_Dataset entries_:
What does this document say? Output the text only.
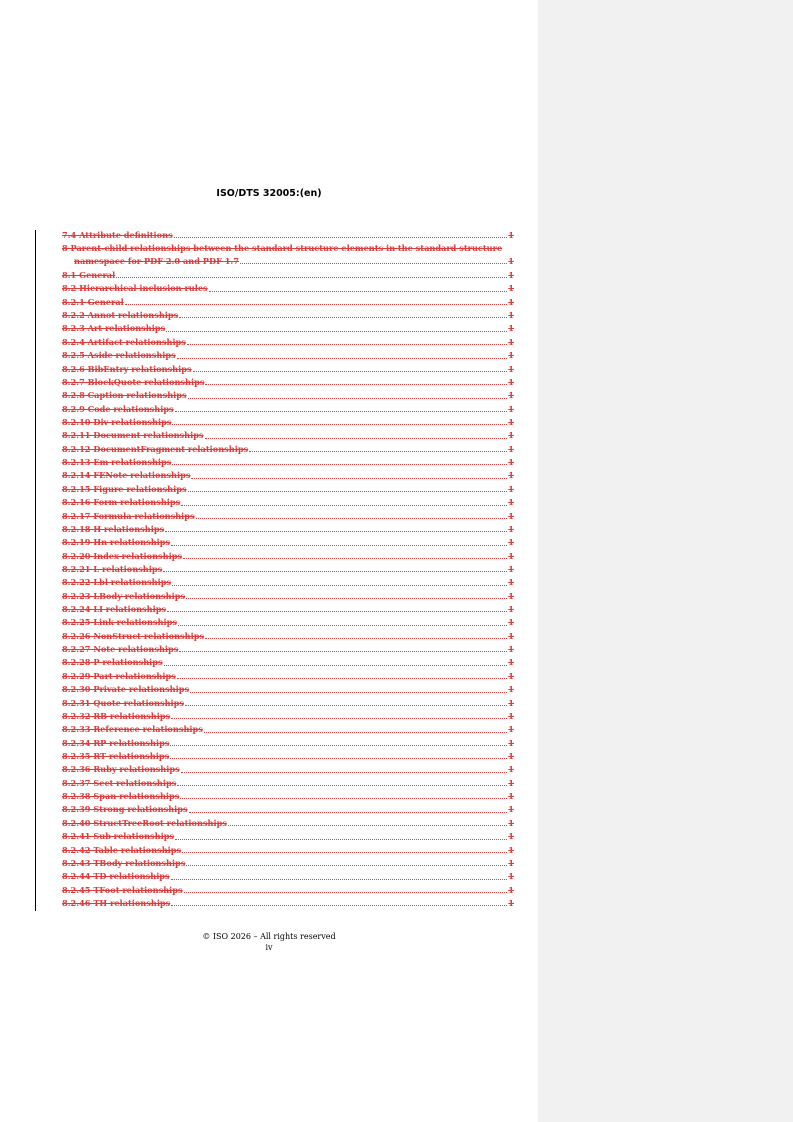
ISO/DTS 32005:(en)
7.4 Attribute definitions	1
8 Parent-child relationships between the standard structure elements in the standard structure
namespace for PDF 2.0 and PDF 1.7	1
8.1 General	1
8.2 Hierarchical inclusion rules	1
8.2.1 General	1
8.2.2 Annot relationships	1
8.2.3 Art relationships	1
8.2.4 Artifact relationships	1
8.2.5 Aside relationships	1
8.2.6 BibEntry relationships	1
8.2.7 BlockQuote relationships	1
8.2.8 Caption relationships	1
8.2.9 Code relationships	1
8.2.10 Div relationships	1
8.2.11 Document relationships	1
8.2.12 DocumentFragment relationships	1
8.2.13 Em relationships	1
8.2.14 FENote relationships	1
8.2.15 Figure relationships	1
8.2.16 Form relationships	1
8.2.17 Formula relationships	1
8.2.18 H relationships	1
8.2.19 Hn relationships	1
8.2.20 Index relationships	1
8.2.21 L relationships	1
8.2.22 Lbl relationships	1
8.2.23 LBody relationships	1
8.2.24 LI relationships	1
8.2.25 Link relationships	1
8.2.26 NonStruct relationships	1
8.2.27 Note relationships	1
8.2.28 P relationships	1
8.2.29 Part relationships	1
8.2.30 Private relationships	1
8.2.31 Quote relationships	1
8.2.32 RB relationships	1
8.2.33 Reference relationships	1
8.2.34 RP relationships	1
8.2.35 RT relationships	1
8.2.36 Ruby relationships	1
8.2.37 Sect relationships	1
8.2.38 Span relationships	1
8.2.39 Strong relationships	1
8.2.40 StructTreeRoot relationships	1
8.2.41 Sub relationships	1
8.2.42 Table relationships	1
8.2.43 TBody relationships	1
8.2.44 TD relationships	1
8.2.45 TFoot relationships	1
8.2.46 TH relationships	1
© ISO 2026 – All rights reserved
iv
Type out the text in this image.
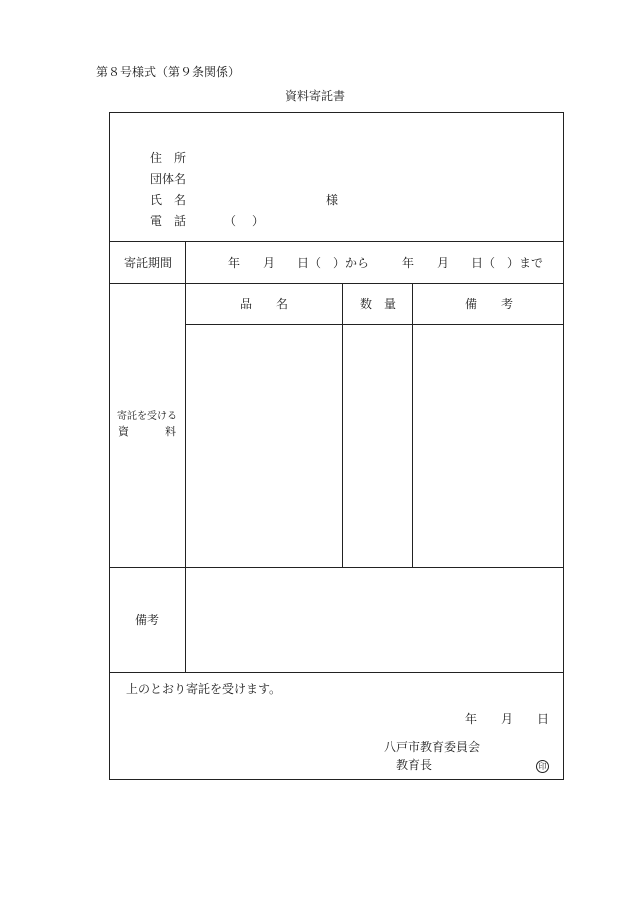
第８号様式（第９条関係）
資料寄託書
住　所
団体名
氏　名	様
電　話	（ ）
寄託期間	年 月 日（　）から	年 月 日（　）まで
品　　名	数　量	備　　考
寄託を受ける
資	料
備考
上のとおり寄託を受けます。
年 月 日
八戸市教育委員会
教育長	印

_DIRECTIVE_: In the records above, locate the line containing "Type out the text in this image.", then copy exactly that line and every line after it through the end, omitting pictures.

_OUTPUT OF THE TASK_:
Type out the text in this image.
第８号様式（第９条関係）
資料寄託書
住　所
団体名
氏　名	様
電　話	（ ）
寄託期間	年 月 日（　）から	年 月 日（　）まで
品　　名	数　量	備　　考
寄託を受ける
資	料
備考
上のとおり寄託を受けます。
年 月 日
八戸市教育委員会
教育長	印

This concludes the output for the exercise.